Short exercise - Write out the complete material exactly as it stands.

═══ Data for this task ═══

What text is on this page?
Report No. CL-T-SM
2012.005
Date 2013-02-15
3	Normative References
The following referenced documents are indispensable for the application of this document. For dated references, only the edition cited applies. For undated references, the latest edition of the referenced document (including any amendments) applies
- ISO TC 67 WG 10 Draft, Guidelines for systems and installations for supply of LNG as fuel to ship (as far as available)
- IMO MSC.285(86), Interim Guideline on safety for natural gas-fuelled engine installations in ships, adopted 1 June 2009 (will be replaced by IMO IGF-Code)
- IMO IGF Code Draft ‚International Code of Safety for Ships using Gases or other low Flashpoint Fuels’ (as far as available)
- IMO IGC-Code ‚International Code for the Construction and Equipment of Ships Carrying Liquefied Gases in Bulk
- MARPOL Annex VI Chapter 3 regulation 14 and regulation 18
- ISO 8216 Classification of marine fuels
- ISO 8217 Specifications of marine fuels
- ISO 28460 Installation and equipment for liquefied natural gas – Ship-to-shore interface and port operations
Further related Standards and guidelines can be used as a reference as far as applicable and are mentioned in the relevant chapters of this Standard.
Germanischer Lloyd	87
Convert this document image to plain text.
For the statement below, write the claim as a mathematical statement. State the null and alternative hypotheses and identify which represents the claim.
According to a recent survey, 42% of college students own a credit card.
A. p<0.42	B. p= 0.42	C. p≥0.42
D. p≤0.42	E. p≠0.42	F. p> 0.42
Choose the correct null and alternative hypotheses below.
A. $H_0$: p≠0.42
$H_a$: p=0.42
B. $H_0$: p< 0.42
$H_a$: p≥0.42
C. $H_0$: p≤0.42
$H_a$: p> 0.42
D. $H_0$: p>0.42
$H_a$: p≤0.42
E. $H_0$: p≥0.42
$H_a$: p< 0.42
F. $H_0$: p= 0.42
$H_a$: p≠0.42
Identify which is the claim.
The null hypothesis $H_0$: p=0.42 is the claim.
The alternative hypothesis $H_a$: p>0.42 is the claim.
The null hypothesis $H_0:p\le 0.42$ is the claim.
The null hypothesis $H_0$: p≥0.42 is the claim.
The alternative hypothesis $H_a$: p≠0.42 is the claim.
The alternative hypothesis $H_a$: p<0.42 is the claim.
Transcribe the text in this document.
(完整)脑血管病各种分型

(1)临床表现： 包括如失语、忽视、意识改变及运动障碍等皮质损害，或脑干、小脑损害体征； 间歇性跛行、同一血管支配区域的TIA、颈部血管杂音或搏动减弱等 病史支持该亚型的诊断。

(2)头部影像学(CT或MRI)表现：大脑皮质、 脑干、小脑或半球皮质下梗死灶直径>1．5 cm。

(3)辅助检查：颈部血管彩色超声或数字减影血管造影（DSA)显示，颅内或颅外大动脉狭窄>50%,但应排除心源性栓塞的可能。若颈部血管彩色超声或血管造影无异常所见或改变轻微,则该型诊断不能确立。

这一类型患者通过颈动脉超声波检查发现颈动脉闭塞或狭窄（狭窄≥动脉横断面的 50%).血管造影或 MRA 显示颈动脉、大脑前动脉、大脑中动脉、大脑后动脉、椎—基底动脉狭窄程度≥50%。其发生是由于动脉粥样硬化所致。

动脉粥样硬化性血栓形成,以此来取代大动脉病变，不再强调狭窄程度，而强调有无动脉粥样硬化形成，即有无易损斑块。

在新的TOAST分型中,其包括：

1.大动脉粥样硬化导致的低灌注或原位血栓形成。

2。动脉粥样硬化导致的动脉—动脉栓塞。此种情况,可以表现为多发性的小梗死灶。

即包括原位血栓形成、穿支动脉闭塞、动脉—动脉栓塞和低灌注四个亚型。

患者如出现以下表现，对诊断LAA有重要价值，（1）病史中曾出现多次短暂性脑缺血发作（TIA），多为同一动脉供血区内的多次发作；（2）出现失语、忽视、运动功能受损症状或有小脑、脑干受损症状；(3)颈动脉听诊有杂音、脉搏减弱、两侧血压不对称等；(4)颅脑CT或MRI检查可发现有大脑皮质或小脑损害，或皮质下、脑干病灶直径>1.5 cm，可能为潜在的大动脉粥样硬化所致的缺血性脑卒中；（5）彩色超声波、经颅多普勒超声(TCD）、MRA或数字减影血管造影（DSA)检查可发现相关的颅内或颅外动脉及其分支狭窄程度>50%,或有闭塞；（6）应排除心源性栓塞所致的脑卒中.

═══

Task solution -
What text is on this page?
Report No. CL-T-SM
2012.005
Date 2013-02-15
3	Normative References
The following referenced documents are indispensable for the application of this document. For dated references, only the edition cited applies. For undated references, the latest edition of the referenced document (including any amendments) applies
- ISO TC 67 WG 10 Draft, Guidelines for systems and installations for supply of LNG as fuel to ship (as far as available)
- IMO MSC.285(86), Interim Guideline on safety for natural gas-fuelled engine installations in ships, adopted 1 June 2009 (will be replaced by IMO IGF-Code)
- IMO IGF Code Draft ‚International Code of Safety for Ships using Gases or other low Flashpoint Fuels’ (as far as available)
- IMO IGC-Code ‚International Code for the Construction and Equipment of Ships Carrying Liquefied Gases in Bulk
- MARPOL Annex VI Chapter 3 regulation 14 and regulation 18
- ISO 8216 Classification of marine fuels
- ISO 8217 Specifications of marine fuels
- ISO 28460 Installation and equipment for liquefied natural gas – Ship-to-shore interface and port operations
Further related Standards and guidelines can be used as a reference as far as applicable and are mentioned in the relevant chapters of this Standard.
Germanischer Lloyd	87
Convert this document image to plain text.
For the statement below, write the claim as a mathematical statement. State the null and alternative hypotheses and identify which represents the claim.
According to a recent survey, 42% of college students own a credit card.
A. p<0.42	B. p= 0.42	C. p≥0.42
D. p≤0.42	E. p≠0.42	F. p> 0.42
Choose the correct null and alternative hypotheses below.
A. $H_0$: p≠0.42
$H_a$: p=0.42
B. $H_0$: p< 0.42
$H_a$: p≥0.42
C. $H_0$: p≤0.42
$H_a$: p> 0.42
D. $H_0$: p>0.42
$H_a$: p≤0.42
E. $H_0$: p≥0.42
$H_a$: p< 0.42
F. $H_0$: p= 0.42
$H_a$: p≠0.42
Identify which is the claim.
The null hypothesis $H_0$: p=0.42 is the claim.
The alternative hypothesis $H_a$: p>0.42 is the claim.
The null hypothesis $H_0:p\le 0.42$ is the claim.
The null hypothesis $H_0$: p≥0.42 is the claim.
The alternative hypothesis $H_a$: p≠0.42 is the claim.
The alternative hypothesis $H_a$: p<0.42 is the claim.
Transcribe the text in this document.
(完整)脑血管病各种分型

(1)临床表现： 包括如失语、忽视、意识改变及运动障碍等皮质损害，或脑干、小脑损害体征； 间歇性跛行、同一血管支配区域的TIA、颈部血管杂音或搏动减弱等 病史支持该亚型的诊断。

(2)头部影像学(CT或MRI)表现：大脑皮质、 脑干、小脑或半球皮质下梗死灶直径>1．5 cm。

(3)辅助检查：颈部血管彩色超声或数字减影血管造影（DSA)显示，颅内或颅外大动脉狭窄>50%,但应排除心源性栓塞的可能。若颈部血管彩色超声或血管造影无异常所见或改变轻微,则该型诊断不能确立。

这一类型患者通过颈动脉超声波检查发现颈动脉闭塞或狭窄（狭窄≥动脉横断面的 50%).血管造影或 MRA 显示颈动脉、大脑前动脉、大脑中动脉、大脑后动脉、椎—基底动脉狭窄程度≥50%。其发生是由于动脉粥样硬化所致。

动脉粥样硬化性血栓形成,以此来取代大动脉病变，不再强调狭窄程度，而强调有无动脉粥样硬化形成，即有无易损斑块。

在新的TOAST分型中,其包括：

1.大动脉粥样硬化导致的低灌注或原位血栓形成。

2。动脉粥样硬化导致的动脉—动脉栓塞。此种情况,可以表现为多发性的小梗死灶。

即包括原位血栓形成、穿支动脉闭塞、动脉—动脉栓塞和低灌注四个亚型。

患者如出现以下表现，对诊断LAA有重要价值，（1）病史中曾出现多次短暂性脑缺血发作（TIA），多为同一动脉供血区内的多次发作；（2）出现失语、忽视、运动功能受损症状或有小脑、脑干受损症状；(3)颈动脉听诊有杂音、脉搏减弱、两侧血压不对称等；(4)颅脑CT或MRI检查可发现有大脑皮质或小脑损害，或皮质下、脑干病灶直径>1.5 cm，可能为潜在的大动脉粥样硬化所致的缺血性脑卒中；（5）彩色超声波、经颅多普勒超声(TCD）、MRA或数字减影血管造影（DSA)检查可发现相关的颅内或颅外动脉及其分支狭窄程度>50%,或有闭塞；（6）应排除心源性栓塞所致的脑卒中.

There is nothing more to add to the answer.